What is being asked: Go through the records and copy each line where the word "完成教材" occurs.

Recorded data
━━━━━━

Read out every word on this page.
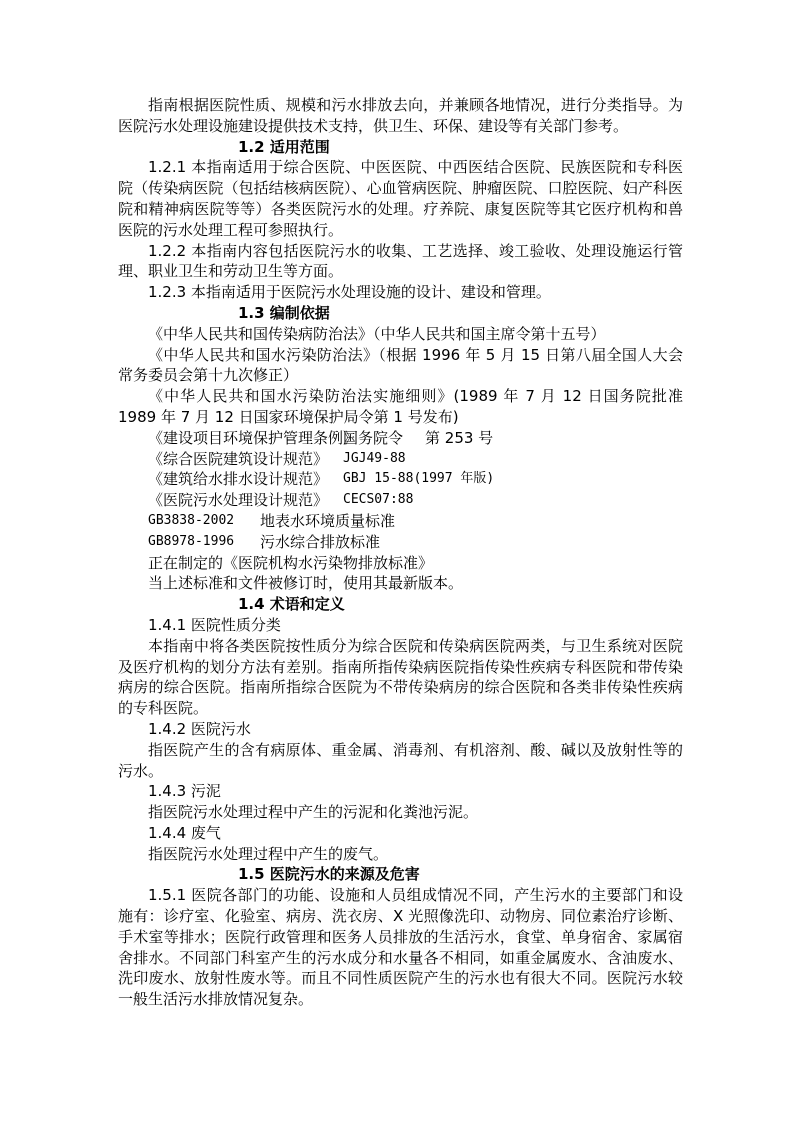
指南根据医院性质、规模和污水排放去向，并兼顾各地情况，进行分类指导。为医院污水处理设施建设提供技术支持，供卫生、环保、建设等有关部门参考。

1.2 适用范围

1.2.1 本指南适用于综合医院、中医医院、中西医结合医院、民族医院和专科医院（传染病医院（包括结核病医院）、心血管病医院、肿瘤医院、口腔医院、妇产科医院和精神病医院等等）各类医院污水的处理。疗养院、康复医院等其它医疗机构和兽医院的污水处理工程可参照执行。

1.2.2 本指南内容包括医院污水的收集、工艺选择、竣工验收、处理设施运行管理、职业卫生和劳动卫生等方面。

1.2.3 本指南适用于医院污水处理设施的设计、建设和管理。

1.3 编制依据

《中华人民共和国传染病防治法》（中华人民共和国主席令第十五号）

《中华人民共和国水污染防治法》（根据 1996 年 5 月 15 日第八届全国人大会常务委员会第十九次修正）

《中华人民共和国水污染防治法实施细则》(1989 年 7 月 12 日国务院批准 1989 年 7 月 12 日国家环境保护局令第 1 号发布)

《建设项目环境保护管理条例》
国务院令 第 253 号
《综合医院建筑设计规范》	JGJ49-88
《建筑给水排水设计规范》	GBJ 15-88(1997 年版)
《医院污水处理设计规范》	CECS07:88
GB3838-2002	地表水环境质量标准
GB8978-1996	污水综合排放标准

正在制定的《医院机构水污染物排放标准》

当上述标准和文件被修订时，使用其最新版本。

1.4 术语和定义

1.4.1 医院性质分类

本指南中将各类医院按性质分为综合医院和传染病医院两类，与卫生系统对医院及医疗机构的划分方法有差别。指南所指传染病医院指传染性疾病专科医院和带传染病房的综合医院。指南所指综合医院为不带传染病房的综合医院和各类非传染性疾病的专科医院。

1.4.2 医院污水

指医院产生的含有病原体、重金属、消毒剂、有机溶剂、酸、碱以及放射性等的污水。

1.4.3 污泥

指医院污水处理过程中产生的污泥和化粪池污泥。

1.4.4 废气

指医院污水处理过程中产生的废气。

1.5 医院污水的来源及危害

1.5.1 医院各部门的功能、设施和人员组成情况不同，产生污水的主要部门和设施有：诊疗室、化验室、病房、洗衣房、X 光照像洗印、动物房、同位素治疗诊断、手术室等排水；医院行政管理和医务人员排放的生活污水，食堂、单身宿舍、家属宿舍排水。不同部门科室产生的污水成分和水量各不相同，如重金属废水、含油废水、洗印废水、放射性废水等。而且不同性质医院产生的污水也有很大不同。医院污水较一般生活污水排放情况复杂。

━━━━━━

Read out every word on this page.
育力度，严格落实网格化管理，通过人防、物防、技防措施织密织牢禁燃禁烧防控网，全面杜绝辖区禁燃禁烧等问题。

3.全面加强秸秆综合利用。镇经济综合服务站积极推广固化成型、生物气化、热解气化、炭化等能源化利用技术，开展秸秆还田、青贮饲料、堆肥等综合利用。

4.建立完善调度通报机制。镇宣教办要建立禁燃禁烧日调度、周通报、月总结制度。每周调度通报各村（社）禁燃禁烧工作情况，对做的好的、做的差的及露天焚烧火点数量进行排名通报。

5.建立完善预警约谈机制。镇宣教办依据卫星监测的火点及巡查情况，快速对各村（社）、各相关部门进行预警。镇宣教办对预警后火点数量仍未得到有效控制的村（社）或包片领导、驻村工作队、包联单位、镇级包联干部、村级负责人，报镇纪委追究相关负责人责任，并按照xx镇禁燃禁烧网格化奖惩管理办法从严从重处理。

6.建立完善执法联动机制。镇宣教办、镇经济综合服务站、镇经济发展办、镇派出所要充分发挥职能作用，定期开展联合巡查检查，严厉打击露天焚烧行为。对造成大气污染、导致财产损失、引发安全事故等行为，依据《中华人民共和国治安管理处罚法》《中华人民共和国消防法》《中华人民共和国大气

━━━━━━

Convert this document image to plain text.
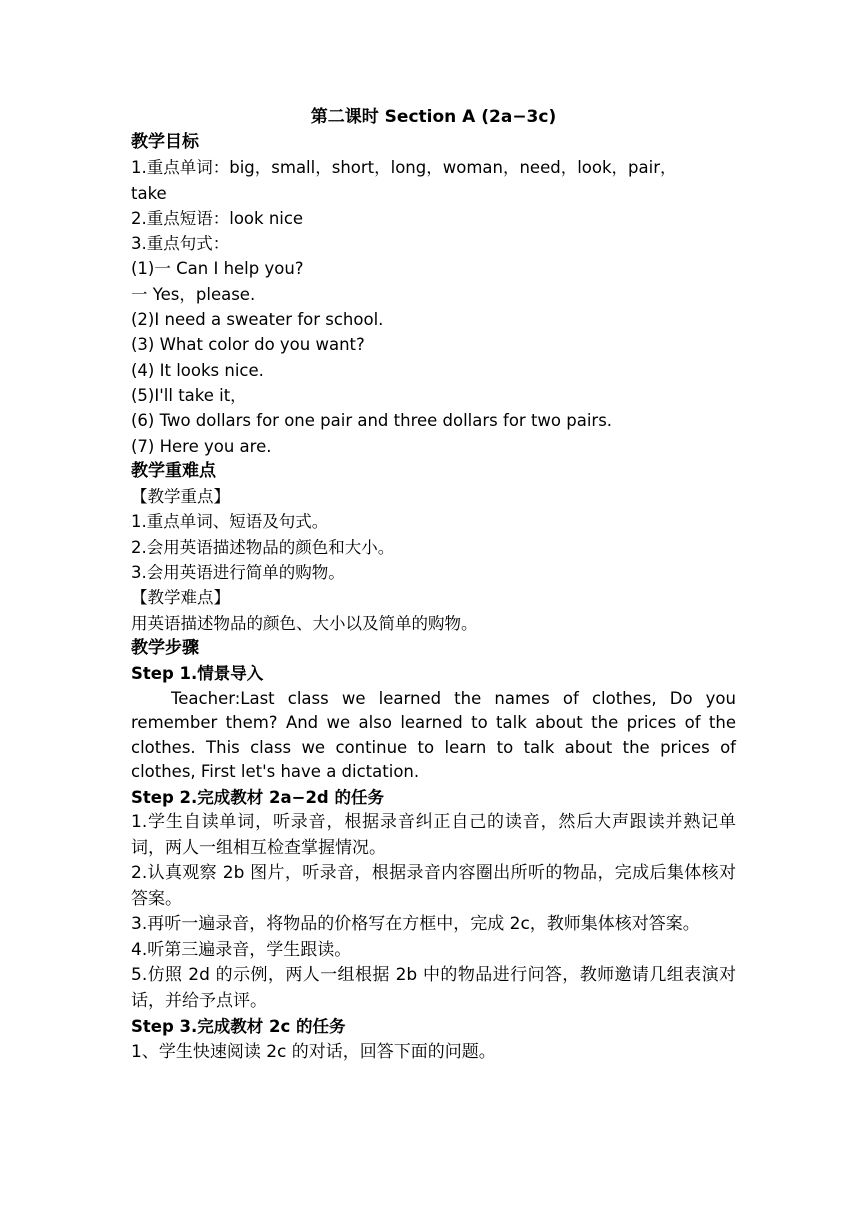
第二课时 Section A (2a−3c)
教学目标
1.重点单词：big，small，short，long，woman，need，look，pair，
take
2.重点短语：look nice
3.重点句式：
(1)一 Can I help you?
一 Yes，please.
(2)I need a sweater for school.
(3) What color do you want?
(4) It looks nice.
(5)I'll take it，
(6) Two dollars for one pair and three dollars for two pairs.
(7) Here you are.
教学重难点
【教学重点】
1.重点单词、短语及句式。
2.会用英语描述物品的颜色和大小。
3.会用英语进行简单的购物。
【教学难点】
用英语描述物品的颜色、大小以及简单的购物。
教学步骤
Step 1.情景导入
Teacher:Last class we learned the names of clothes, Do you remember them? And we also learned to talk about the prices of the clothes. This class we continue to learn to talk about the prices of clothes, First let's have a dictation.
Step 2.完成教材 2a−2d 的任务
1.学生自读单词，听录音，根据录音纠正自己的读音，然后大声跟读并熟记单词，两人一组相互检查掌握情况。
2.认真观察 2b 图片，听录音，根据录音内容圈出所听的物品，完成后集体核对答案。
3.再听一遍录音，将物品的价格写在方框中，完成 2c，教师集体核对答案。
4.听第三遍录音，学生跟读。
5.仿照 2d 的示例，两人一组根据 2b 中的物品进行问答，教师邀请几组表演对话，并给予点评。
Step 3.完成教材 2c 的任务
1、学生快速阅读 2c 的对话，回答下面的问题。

━━━━━━

Written answer:
Step 2.完成教材 2a−2d 的任务
Step 3.完成教材 2c 的任务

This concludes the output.